---------- Records provided

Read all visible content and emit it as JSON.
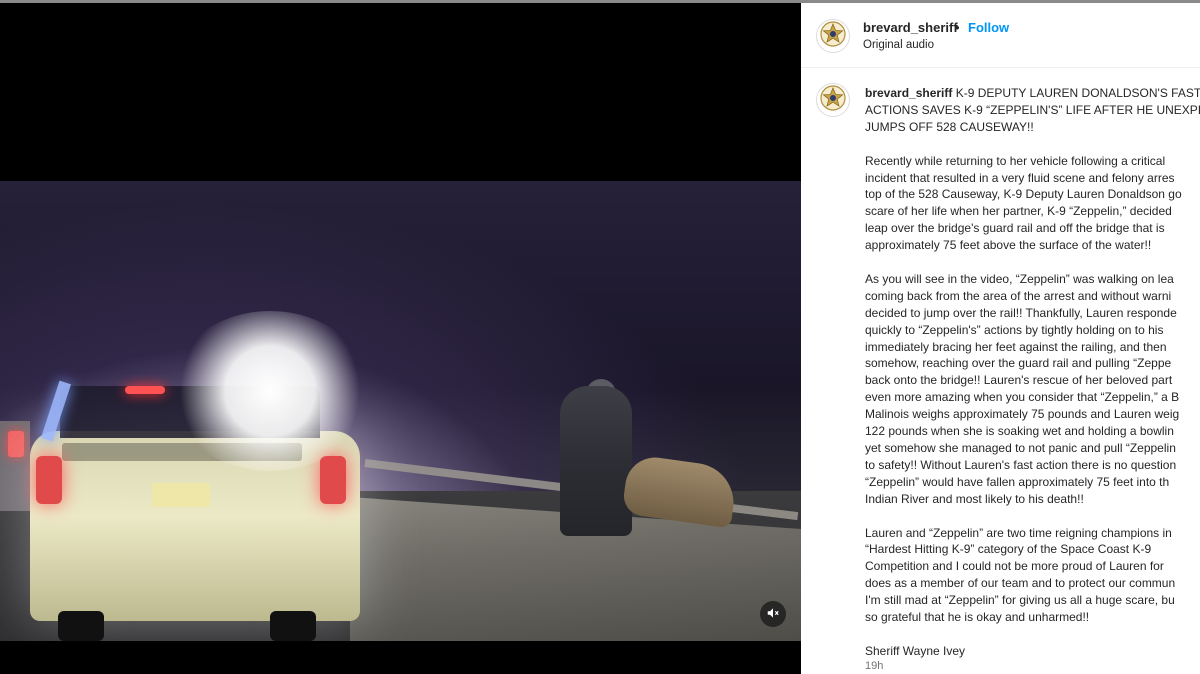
{
  "post": {
    "username": "brevard_sheriff",
    "follow_label": "Follow",
    "separator": "•",
    "audio_label": "Original audio",
    "timestamp": "19h"
  },
  "video": {
    "mute_icon": "speaker-muted-icon"
  },
  "caption": {
    "headline_lines": [
      "K-9 DEPUTY LAUREN DONALDSON'S FAST",
      "ACTIONS SAVES K-9 “ZEPPELIN'S” LIFE AFTER HE UNEXPEC",
      "JUMPS OFF 528 CAUSEWAY!!"
    ],
    "p1": [
      "Recently while returning to her vehicle following a critical",
      "incident that resulted in a very fluid scene and felony arres",
      "top of the 528 Causeway, K-9 Deputy Lauren Donaldson go",
      "scare of her life when her partner, K-9 “Zeppelin,” decided",
      "leap over the bridge's guard rail and off the bridge that is",
      "approximately 75 feet above the surface of the water!!"
    ],
    "p2": [
      "As you will see in the video, “Zeppelin” was walking on lea",
      "coming back from the area of the arrest and without warni",
      "decided to jump over the rail!! Thankfully, Lauren responde",
      "quickly to “Zeppelin's” actions by tightly holding on to his",
      "immediately bracing her feet against the railing, and then",
      "somehow, reaching over the guard rail and pulling “Zeppe",
      "back onto the bridge!! Lauren's rescue of her beloved part",
      "even more amazing when you consider that “Zeppelin,” a B",
      "Malinois weighs approximately 75 pounds and Lauren weig",
      "122 pounds when she is soaking wet and holding a bowlin",
      "yet somehow she managed to not panic and pull “Zeppelin",
      "to safety!! Without Lauren's fast action there is no question",
      "“Zeppelin” would have fallen approximately 75 feet into th",
      "Indian River and most likely to his death!!"
    ],
    "p3": [
      "Lauren and “Zeppelin” are two time reigning champions in",
      "“Hardest Hitting K-9” category of the Space Coast K-9",
      "Competition and I could not be more proud of Lauren for",
      "does as a member of our team and to protect our commun",
      "I'm still mad at “Zeppelin” for giving us all a huge scare, bu",
      "so grateful that he is okay and unharmed!!"
    ],
    "signature": "Sheriff Wayne Ivey"
  }
}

--------------------

== The task ==
Retype all the records shown above, character for character. Omit every picture.

== Task solution ==
Read all visible content and emit it as JSON.
{
  "post": {
    "username": "brevard_sheriff",
    "follow_label": "Follow",
    "separator": "•",
    "audio_label": "Original audio",
    "timestamp": "19h"
  },
  "video": {
    "mute_icon": "speaker-muted-icon"
  },
  "caption": {
    "headline_lines": [
      "K-9 DEPUTY LAUREN DONALDSON'S FAST",
      "ACTIONS SAVES K-9 “ZEPPELIN'S” LIFE AFTER HE UNEXPEC",
      "JUMPS OFF 528 CAUSEWAY!!"
    ],
    "p1": [
      "Recently while returning to her vehicle following a critical",
      "incident that resulted in a very fluid scene and felony arres",
      "top of the 528 Causeway, K-9 Deputy Lauren Donaldson go",
      "scare of her life when her partner, K-9 “Zeppelin,” decided",
      "leap over the bridge's guard rail and off the bridge that is",
      "approximately 75 feet above the surface of the water!!"
    ],
    "p2": [
      "As you will see in the video, “Zeppelin” was walking on lea",
      "coming back from the area of the arrest and without warni",
      "decided to jump over the rail!! Thankfully, Lauren responde",
      "quickly to “Zeppelin's” actions by tightly holding on to his",
      "immediately bracing her feet against the railing, and then",
      "somehow, reaching over the guard rail and pulling “Zeppe",
      "back onto the bridge!! Lauren's rescue of her beloved part",
      "even more amazing when you consider that “Zeppelin,” a B",
      "Malinois weighs approximately 75 pounds and Lauren weig",
      "122 pounds when she is soaking wet and holding a bowlin",
      "yet somehow she managed to not panic and pull “Zeppelin",
      "to safety!! Without Lauren's fast action there is no question",
      "“Zeppelin” would have fallen approximately 75 feet into th",
      "Indian River and most likely to his death!!"
    ],
    "p3": [
      "Lauren and “Zeppelin” are two time reigning champions in",
      "“Hardest Hitting K-9” category of the Space Coast K-9",
      "Competition and I could not be more proud of Lauren for",
      "does as a member of our team and to protect our commun",
      "I'm still mad at “Zeppelin” for giving us all a huge scare, bu",
      "so grateful that he is okay and unharmed!!"
    ],
    "signature": "Sheriff Wayne Ivey"
  }
}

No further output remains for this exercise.